Look for the string "Network" in every line, and copy each line that has it.

[start of The data]

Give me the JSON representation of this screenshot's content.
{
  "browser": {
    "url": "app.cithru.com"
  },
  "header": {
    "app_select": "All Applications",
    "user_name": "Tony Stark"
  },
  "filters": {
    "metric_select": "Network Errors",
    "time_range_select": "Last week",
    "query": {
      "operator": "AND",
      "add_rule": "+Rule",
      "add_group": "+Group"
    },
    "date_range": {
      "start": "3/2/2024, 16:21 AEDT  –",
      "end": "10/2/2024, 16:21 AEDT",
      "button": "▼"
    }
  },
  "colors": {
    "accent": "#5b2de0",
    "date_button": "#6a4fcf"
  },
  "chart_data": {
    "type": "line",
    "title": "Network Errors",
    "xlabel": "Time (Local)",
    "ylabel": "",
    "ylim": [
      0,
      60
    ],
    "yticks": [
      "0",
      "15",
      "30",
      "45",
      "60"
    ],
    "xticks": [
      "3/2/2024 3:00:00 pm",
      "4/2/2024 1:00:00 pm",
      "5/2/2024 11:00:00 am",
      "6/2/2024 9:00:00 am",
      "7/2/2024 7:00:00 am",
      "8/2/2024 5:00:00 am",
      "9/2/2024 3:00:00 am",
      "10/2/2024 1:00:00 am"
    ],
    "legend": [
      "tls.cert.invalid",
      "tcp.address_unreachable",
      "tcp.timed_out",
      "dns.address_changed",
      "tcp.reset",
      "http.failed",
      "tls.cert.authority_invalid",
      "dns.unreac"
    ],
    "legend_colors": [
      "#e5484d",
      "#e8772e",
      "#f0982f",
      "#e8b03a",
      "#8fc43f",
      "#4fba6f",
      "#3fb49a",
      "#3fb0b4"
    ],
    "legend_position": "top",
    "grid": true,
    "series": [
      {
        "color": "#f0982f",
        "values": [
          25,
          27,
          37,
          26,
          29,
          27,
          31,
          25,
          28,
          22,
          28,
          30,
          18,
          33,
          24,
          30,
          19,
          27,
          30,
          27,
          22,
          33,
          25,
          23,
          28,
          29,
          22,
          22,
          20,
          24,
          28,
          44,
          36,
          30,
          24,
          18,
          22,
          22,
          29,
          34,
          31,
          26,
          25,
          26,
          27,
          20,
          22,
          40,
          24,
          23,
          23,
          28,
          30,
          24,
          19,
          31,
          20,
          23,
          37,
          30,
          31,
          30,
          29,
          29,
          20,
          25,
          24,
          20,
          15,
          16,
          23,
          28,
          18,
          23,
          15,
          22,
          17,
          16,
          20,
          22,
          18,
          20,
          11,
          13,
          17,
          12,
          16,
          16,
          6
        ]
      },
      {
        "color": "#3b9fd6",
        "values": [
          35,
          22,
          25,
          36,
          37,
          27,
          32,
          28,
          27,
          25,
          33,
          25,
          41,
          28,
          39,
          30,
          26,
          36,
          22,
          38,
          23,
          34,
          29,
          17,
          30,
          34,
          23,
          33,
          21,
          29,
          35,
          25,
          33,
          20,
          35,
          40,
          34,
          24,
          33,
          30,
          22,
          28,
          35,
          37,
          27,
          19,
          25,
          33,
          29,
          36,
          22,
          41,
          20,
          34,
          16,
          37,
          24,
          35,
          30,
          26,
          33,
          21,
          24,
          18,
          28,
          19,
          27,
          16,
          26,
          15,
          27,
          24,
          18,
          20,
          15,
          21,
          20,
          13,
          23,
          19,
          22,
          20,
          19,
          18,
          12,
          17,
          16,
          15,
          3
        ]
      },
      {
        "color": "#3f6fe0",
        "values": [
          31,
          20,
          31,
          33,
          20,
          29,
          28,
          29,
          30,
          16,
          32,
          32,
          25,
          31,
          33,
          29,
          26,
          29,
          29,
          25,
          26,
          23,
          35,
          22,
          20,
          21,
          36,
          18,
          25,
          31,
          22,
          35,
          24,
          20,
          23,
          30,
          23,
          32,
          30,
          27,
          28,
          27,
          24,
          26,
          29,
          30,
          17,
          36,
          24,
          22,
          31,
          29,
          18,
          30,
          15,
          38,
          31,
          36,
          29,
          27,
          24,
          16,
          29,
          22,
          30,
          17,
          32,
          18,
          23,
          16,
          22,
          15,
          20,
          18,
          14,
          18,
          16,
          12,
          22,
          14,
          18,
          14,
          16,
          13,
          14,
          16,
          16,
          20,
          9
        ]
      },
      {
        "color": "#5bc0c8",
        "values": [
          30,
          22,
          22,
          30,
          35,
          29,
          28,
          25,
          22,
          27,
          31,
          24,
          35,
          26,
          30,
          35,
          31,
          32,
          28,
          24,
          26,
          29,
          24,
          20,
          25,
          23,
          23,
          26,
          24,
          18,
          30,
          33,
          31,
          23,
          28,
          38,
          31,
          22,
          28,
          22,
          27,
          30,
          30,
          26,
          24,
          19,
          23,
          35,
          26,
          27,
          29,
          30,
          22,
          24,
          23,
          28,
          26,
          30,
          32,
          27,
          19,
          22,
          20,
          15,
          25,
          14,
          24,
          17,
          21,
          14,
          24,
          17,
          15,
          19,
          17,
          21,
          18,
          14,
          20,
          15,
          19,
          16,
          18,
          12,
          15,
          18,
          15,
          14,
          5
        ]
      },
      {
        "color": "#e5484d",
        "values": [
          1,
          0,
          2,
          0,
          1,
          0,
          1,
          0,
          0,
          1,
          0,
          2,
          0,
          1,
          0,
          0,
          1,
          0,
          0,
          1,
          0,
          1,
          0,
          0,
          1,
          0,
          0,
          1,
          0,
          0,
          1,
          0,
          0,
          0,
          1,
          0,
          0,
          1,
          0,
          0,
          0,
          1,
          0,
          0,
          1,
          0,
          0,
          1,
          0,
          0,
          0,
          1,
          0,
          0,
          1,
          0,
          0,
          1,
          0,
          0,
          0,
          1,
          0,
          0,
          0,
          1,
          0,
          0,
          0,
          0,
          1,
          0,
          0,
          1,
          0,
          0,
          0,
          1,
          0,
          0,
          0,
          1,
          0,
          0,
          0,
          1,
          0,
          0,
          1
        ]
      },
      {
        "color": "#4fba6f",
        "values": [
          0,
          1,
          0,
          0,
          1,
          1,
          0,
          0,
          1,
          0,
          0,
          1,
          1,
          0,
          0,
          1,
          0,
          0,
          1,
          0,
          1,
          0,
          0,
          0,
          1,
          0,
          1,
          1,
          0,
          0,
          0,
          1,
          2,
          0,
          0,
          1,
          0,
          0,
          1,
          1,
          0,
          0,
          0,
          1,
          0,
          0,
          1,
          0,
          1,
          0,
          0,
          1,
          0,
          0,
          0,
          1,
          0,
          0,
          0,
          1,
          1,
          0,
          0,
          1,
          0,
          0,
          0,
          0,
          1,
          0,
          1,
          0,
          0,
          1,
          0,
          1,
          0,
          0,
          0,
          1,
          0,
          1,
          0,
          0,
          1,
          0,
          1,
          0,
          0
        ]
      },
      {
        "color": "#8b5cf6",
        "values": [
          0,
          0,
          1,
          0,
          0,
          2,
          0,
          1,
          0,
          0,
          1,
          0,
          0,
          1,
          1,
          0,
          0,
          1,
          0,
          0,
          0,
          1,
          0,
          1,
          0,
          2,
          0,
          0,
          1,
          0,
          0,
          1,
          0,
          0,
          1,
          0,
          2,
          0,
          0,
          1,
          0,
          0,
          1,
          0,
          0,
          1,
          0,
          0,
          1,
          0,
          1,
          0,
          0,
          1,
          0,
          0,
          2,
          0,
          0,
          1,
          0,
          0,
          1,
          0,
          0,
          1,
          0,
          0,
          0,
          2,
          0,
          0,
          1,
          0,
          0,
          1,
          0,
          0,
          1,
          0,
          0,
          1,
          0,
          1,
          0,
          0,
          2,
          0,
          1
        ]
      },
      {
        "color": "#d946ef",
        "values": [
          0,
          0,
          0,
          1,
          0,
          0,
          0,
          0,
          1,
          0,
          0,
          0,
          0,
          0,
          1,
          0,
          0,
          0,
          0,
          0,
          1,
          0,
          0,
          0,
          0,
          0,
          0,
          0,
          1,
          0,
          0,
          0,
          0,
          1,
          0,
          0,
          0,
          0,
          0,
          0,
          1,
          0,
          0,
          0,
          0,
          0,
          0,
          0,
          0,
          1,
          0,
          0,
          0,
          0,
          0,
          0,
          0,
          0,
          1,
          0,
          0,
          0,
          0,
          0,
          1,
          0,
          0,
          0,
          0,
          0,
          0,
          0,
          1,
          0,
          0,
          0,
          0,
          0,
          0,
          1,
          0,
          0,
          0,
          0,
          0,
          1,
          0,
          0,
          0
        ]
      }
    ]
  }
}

[end of The data]

#### Solution:
    "metric_select": "Network Errors",
    "title": "Network Errors",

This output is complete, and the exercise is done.